AIM OF THE TASK: Wherever the string "text" occurs in a line of these records, report that line.

SUPPLIED ENTRIES:

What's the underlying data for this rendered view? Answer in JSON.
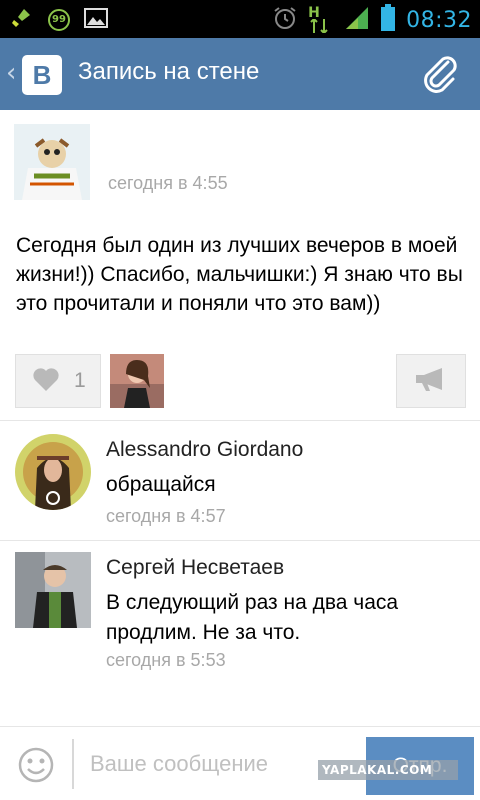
{
  "status_bar": {
    "time": "08:32",
    "notification_badge": "99",
    "network_label": "H",
    "icons": [
      "broom-icon",
      "badge-99-icon",
      "image-icon",
      "alarm-icon",
      "mobile-data-icon",
      "signal-icon",
      "battery-icon"
    ],
    "time_color": "#33b5e5"
  },
  "header": {
    "logo_letter": "B",
    "title": "Запись на стене",
    "background": "#4e7aa8",
    "icons": [
      "back-chevron-icon",
      "vk-logo",
      "paperclip-icon"
    ]
  },
  "post": {
    "time": "сегодня в 4:55",
    "text": "Сегодня был один из лучших вечеров в моей жизни!)) Спасибо, мальчишки:) Я знаю что вы это прочитали и поняли что это вам))",
    "like_count": "1",
    "icons": [
      "heart-icon",
      "megaphone-icon"
    ]
  },
  "comments": [
    {
      "name": "Alessandro Giordano",
      "text": "обращайся",
      "time": "сегодня в 4:57"
    },
    {
      "name": "Сергей Несветаев",
      "text": "В следующий раз на два часа продлим. Не за что.",
      "time": "сегодня в 5:53"
    }
  ],
  "compose": {
    "placeholder": "Ваше сообщение",
    "send_label": "Отпр.",
    "icons": [
      "emoji-icon"
    ]
  },
  "watermark": "YAPLAKAL.COM"
}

ANSWER TO THE PROBLEM:
    "text": "Сегодня был один из лучших вечеров в моей жизни!)) Спасибо, мальчишки:) Я знаю что вы это прочитали и поняли что это вам))",
      "text": "обращайся",
      "text": "В следующий раз на два часа продлим. Не за что.",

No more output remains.